■ **What you need to do**: Find every line with the word "true". Copy those lines.
# Start of Dataset entries
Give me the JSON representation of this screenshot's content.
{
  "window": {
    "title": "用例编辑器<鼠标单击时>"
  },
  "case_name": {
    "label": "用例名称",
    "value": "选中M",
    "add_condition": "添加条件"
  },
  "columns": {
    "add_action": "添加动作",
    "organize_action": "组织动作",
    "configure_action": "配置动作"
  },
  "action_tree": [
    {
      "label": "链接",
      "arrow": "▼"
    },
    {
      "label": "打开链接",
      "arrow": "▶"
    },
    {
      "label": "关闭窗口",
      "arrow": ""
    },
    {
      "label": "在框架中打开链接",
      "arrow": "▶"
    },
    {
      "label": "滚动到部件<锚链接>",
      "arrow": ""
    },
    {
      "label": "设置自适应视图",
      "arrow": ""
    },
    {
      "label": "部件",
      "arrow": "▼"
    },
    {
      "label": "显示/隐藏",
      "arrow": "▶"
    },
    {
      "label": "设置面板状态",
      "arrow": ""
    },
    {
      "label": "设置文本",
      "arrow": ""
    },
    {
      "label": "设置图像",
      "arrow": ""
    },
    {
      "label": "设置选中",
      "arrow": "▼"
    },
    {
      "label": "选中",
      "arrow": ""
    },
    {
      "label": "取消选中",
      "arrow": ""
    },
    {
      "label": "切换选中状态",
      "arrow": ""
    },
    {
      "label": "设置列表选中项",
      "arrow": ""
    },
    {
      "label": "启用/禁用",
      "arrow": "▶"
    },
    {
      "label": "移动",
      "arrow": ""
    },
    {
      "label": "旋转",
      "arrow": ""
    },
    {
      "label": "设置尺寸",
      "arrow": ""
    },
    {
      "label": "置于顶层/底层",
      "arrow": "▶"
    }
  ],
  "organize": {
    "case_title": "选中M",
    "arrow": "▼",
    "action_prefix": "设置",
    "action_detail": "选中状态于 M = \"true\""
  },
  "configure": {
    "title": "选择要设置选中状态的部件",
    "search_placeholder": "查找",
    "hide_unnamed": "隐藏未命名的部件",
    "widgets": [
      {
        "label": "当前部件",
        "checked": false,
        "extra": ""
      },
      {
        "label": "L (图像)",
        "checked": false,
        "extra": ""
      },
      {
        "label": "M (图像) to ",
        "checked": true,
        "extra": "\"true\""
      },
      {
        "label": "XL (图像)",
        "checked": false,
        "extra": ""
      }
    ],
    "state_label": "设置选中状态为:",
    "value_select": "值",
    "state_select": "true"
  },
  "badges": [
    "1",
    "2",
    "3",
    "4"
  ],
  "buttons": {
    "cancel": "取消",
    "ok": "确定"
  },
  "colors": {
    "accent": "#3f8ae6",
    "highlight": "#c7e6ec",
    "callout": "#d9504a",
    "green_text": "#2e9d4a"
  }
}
# End of Dataset entries
■ **Answer to this exercise**:
    "action_detail": "选中状态于 M = \"true\""
        "checked": true,
        "extra": "\"true\""
    "state_select": "true"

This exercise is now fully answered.